◆ Supplied text ◆
—————

A national study on teenage suicide just confirms what many of us already know: adolescence can be very unkind to some kids.
Reuters reports that one in 25 American teens has attempted suicide while one in eight kids will think about ending their life. On a broader scale, that means that 12 percent of children have attempted to kill themselves while four percent have considered it. The researchers said that these findings squared with “the prevalence of lifetime suicidal thinking,” as well as suicide attempts by grownups.
The study of in-person interviews with nearly 6,500 teens doesn’t seem to reveal anything that researchers weren’t already aware of:
“What adults say is, the highest risk time for first starting to think about suicide is in adolescence,” said Matthew Nock, a psychologist who worked on the study at Harvard University in Cambridge, Massachusetts.

—————

(Data entries)
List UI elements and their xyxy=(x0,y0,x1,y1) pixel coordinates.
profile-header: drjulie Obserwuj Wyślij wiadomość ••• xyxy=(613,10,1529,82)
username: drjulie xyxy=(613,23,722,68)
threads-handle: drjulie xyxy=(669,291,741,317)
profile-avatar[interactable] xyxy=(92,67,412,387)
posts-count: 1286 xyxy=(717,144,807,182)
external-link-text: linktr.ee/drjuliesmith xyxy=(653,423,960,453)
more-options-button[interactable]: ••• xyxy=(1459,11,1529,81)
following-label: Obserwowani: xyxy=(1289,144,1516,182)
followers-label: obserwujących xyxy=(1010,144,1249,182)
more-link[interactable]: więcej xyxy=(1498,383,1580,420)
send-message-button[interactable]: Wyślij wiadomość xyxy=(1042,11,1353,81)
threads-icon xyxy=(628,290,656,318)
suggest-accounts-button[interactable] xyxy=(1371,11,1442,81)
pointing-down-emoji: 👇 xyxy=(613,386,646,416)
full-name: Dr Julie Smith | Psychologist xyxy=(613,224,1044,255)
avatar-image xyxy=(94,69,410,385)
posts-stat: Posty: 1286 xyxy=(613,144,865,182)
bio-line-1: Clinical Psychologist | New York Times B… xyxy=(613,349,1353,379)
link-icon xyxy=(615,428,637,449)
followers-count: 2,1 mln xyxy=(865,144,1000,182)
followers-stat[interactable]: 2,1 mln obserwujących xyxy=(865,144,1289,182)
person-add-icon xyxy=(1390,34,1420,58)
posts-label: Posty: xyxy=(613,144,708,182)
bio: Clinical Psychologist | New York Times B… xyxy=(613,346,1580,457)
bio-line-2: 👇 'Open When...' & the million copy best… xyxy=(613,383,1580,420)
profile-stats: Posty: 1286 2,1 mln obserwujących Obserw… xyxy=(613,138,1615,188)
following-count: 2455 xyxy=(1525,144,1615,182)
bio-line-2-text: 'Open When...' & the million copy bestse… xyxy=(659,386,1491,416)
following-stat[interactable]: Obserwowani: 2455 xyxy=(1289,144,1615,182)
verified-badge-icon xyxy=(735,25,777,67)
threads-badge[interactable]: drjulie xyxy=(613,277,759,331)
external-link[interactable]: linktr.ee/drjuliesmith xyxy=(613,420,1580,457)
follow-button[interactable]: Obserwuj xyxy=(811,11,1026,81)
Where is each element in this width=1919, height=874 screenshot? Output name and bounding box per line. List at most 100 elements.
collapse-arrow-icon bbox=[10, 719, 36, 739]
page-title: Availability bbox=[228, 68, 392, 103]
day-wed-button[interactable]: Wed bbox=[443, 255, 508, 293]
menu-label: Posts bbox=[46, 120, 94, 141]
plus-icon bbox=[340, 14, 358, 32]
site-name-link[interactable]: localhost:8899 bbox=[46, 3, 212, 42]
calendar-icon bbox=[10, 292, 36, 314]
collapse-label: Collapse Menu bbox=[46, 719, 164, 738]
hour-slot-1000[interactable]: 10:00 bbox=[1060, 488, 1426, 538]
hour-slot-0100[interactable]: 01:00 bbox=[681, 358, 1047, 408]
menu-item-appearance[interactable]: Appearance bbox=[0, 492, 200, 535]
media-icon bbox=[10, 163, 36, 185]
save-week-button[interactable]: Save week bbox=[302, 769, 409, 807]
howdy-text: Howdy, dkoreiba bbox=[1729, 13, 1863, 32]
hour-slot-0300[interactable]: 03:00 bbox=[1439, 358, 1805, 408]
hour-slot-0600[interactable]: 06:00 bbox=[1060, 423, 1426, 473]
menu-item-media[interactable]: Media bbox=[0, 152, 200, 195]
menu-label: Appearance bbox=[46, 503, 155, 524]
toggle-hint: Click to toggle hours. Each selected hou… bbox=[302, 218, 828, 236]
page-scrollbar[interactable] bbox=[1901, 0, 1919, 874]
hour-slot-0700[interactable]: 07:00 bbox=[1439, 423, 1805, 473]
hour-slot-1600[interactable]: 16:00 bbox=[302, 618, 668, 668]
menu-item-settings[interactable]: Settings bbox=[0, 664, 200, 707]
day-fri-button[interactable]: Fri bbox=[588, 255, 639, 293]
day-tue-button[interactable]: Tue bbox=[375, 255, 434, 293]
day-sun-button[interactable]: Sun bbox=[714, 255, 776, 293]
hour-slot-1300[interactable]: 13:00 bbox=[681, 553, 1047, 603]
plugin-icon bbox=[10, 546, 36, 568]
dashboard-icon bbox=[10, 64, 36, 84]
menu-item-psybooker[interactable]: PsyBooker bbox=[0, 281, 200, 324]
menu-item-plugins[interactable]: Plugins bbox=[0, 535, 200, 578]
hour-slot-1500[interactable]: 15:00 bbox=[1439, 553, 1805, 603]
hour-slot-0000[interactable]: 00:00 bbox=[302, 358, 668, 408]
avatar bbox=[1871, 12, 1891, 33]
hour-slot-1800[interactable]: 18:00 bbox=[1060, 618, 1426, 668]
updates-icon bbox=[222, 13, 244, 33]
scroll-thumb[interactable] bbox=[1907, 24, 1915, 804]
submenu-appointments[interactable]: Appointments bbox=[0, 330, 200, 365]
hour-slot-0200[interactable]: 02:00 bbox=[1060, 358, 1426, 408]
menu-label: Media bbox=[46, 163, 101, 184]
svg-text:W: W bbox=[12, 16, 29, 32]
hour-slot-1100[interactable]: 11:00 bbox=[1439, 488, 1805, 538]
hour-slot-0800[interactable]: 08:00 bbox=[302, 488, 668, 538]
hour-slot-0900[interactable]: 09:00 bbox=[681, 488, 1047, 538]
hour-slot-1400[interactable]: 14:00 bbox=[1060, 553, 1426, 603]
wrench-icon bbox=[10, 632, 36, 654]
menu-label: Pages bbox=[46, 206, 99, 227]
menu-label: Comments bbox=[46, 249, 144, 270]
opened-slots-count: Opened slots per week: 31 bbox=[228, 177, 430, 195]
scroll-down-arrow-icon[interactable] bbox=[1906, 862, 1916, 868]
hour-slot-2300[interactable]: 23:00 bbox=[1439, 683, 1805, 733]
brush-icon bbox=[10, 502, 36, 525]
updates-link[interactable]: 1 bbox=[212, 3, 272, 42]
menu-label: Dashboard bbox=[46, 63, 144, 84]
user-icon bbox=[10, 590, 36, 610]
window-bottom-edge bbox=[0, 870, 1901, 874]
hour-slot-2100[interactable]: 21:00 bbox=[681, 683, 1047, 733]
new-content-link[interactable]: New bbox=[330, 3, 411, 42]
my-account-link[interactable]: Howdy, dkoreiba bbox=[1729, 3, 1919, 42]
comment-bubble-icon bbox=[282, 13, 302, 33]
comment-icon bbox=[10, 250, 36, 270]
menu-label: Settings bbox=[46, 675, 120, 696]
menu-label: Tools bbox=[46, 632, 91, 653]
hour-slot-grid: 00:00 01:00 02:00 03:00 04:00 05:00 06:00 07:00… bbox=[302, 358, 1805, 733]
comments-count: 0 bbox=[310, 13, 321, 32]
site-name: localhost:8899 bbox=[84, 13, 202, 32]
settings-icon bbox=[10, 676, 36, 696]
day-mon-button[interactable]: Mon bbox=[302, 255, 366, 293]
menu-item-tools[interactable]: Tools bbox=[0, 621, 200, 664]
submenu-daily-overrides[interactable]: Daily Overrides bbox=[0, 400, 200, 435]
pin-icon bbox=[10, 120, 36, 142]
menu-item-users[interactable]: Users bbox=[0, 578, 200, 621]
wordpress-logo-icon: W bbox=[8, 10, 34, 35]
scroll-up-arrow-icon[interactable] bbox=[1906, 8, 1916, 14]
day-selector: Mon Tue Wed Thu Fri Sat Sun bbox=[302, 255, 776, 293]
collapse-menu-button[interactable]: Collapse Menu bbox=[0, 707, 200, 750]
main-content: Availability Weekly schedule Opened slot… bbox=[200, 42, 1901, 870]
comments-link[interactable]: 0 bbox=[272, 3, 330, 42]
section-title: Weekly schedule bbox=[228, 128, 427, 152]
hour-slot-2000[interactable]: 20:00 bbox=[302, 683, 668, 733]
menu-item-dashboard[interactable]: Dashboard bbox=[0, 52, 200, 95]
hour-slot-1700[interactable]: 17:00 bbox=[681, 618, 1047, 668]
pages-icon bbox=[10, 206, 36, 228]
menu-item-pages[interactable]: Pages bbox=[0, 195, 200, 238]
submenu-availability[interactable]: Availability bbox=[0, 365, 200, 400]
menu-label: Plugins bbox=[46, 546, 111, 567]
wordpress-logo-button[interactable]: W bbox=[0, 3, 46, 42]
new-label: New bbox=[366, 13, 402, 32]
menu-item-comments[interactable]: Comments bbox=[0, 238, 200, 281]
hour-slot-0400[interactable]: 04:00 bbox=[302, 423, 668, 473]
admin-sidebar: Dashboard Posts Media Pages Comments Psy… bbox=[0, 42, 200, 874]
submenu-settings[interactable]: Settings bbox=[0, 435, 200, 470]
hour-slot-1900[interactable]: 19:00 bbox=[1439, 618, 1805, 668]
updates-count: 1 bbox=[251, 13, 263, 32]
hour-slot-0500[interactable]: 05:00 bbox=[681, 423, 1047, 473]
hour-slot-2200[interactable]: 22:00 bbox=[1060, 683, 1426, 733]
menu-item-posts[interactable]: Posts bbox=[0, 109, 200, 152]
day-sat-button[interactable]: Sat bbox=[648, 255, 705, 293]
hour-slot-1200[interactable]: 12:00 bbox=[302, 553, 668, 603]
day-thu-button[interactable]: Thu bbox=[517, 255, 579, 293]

—————

◆ What to do ◆
1. According to the teen suicide article, roughly how many teens took part in the study's in-person interviews?
2. Continue the article on teenage suicide from where it ends.

◆ Your responses ◆
1. Nearly 6,500 teens.

2.
The study, which included questionnaires by parents, determined that almost all suicidal kids had either a mental disorder (depression, bipolar disorder, ADHD) or drug/alcohol problems. But more alarmingly, over half of them were also receiving treatment:
“We know that a lot of the kids who are at risk and thinking about suicide are getting (treatment),” he told Reuters Health. However, “We don’t know how to stop them – we don’t have any evidence-based treatments for suicidal behavior.”
While Amy Brausch, a psychologist, says that the findings don’t necessarily mean that the treatment is ineffective, the researchers maintain “a lot of current methods” are not stopping suicidal behavior.
America is quite the dangerous place to grow up anyway. But suicide is the reported third leading cause of death for kids as young as 10 years old — taking 4,600 young people from us every year. Even one a year would be far too many.